## start

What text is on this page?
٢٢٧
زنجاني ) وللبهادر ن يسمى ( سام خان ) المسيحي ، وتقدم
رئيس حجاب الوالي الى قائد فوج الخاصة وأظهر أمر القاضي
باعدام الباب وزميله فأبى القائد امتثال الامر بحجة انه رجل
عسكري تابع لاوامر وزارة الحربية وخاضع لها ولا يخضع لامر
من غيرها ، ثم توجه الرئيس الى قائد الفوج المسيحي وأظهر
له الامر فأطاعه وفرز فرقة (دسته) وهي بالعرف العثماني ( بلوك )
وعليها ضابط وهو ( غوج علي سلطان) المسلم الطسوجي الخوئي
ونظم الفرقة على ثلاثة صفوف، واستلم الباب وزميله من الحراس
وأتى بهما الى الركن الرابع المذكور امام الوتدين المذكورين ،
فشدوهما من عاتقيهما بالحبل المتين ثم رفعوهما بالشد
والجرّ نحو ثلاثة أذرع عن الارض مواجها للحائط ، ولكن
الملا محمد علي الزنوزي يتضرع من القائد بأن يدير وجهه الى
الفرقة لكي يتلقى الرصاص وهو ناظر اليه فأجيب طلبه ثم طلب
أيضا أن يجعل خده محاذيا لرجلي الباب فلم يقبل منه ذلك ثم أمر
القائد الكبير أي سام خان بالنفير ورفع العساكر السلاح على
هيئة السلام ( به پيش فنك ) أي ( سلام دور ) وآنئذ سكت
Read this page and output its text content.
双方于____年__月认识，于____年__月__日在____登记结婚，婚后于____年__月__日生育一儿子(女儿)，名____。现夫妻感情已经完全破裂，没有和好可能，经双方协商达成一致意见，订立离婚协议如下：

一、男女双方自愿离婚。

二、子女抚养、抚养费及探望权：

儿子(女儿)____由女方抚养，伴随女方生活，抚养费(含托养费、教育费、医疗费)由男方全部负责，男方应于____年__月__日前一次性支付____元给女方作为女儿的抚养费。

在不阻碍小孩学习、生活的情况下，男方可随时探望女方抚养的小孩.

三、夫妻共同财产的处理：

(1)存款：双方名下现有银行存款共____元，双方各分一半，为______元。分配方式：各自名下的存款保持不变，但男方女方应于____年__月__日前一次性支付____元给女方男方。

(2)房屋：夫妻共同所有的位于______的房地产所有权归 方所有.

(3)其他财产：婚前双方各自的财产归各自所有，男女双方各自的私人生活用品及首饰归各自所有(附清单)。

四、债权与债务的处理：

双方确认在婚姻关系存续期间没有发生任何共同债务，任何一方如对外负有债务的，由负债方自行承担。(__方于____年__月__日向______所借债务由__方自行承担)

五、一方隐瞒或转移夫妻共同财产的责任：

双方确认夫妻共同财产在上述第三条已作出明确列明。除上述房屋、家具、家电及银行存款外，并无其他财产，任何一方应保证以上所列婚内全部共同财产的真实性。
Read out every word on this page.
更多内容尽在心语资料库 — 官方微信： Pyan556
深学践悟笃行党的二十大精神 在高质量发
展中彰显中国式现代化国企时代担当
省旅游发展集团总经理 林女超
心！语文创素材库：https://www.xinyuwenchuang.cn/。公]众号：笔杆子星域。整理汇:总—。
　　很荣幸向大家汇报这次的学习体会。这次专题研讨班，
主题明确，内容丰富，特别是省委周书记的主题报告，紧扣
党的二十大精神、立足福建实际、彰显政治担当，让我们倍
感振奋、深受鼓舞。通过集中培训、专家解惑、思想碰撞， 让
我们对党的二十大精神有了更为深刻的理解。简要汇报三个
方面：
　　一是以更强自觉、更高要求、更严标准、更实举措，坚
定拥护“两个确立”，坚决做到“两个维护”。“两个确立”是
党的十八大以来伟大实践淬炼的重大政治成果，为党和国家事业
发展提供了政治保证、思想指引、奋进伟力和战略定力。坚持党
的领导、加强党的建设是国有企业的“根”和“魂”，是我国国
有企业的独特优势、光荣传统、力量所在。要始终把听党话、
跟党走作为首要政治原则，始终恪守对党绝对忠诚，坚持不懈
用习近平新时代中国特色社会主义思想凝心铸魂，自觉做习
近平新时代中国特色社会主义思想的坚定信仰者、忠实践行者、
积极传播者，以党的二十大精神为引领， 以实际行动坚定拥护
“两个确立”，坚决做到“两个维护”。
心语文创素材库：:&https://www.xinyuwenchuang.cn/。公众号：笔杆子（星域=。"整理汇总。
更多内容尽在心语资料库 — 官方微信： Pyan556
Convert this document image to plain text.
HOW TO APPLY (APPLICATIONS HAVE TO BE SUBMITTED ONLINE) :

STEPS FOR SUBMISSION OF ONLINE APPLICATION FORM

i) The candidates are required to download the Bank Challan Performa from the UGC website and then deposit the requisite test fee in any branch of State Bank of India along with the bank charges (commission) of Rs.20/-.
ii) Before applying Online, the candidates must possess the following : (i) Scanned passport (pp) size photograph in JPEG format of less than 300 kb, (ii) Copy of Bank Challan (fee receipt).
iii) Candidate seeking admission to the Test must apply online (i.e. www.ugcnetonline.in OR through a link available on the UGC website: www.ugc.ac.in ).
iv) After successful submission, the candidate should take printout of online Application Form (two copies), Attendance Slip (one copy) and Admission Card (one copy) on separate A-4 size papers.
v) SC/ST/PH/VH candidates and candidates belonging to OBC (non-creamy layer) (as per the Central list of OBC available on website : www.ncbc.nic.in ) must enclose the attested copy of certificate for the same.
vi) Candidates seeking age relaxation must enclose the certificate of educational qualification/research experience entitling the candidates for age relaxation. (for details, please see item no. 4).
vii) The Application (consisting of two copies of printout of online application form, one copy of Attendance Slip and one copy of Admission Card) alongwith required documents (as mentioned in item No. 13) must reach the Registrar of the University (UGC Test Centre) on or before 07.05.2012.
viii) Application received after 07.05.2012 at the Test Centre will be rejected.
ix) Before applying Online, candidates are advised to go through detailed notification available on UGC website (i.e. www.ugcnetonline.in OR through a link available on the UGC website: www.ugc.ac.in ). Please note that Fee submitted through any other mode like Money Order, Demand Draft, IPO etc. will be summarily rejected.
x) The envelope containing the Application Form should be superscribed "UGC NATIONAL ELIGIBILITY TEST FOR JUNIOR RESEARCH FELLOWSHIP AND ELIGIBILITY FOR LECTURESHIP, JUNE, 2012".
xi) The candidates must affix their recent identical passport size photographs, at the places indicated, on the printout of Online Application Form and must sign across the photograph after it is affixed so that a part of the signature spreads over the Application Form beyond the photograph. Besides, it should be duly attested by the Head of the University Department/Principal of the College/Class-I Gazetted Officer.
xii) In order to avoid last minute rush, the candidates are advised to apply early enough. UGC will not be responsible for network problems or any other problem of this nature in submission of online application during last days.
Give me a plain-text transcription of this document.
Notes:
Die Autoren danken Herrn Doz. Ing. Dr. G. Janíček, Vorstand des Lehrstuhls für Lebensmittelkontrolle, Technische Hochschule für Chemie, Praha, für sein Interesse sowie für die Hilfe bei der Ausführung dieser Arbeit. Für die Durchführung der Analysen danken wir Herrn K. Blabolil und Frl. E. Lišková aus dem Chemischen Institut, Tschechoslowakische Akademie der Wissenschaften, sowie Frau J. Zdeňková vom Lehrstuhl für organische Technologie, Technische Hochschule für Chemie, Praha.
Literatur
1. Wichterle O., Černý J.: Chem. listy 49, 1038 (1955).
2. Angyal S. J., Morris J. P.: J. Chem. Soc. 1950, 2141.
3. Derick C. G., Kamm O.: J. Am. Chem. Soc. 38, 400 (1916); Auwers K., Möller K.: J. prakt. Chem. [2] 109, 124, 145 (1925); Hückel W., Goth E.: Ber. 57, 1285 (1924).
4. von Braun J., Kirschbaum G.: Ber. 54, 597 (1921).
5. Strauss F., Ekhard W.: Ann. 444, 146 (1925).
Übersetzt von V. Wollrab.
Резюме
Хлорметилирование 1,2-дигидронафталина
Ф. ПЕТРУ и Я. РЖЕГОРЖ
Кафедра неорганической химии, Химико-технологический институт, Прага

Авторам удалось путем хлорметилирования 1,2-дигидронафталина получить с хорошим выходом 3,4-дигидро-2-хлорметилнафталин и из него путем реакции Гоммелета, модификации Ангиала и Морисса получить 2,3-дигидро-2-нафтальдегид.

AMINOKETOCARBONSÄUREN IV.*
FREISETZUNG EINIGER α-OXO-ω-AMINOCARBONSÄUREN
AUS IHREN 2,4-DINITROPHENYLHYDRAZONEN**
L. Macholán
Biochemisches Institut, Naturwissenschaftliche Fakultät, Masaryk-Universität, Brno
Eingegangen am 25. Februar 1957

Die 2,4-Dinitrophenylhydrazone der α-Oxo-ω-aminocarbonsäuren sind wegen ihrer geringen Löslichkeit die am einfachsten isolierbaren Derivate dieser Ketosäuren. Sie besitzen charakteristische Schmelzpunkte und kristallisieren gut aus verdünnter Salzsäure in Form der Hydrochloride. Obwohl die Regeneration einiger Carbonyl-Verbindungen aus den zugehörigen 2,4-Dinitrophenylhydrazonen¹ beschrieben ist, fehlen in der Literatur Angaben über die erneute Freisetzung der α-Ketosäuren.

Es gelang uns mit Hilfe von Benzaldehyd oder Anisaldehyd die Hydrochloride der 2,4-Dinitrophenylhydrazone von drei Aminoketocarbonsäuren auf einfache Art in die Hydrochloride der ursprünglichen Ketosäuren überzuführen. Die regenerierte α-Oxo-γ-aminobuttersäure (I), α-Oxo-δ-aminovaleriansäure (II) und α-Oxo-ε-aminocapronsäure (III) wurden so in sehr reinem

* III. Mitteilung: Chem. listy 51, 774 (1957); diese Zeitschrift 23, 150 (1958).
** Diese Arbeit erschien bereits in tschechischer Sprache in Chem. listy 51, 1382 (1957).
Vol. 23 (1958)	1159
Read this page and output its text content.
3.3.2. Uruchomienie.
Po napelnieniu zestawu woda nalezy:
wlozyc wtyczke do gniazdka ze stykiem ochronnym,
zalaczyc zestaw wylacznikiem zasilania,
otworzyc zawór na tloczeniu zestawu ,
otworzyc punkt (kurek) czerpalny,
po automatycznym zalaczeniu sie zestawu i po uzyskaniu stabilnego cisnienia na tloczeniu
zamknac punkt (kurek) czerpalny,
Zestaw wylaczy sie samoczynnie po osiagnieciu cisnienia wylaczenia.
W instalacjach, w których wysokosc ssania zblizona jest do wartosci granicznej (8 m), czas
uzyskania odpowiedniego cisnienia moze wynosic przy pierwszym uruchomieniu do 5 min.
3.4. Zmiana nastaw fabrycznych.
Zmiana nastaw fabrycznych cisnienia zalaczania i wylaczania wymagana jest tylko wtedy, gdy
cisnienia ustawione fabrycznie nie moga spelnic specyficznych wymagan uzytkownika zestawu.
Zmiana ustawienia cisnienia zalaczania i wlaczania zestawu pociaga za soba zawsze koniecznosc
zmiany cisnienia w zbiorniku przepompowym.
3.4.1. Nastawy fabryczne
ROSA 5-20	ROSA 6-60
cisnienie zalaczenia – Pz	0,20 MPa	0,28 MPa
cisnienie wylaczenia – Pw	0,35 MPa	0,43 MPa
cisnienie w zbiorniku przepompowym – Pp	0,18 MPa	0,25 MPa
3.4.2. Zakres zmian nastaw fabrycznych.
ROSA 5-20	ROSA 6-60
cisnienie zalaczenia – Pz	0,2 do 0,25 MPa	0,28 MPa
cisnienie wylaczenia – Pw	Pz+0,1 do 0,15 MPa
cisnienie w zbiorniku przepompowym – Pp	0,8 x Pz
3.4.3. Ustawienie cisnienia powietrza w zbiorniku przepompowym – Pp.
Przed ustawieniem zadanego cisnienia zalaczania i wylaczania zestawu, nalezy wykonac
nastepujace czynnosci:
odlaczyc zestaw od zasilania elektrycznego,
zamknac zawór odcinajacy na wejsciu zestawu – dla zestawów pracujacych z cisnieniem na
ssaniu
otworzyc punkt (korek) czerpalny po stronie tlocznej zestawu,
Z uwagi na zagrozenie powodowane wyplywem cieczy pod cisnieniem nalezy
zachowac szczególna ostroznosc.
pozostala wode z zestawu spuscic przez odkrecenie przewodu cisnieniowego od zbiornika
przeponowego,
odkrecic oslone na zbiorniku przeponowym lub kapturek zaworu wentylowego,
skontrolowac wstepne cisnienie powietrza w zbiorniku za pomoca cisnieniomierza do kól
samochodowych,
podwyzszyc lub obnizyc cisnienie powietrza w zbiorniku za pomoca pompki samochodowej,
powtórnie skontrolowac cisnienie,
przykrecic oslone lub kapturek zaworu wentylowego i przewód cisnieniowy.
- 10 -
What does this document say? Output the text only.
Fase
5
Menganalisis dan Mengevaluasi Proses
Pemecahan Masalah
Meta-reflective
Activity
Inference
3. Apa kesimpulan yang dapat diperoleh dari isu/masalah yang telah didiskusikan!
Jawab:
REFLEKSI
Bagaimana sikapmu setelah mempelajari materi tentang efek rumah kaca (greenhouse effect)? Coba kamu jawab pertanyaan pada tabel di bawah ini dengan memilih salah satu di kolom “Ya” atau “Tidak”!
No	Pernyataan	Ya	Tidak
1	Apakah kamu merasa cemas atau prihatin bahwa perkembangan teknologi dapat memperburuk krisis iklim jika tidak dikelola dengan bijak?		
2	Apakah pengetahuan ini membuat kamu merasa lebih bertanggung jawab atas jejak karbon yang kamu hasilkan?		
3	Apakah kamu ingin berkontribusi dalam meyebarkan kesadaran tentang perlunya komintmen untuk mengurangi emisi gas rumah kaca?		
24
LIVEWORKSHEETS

## end

[Your task]: Using the listing above, gather each line that holds the string "tloczeniu" and copy it.

[Solution below]:
otworzyc zawór na tloczeniu zestawu ,
po automatycznym zalaczeniu sie zestawu i po uzyskaniu stabilnego cisnienia na tloczeniu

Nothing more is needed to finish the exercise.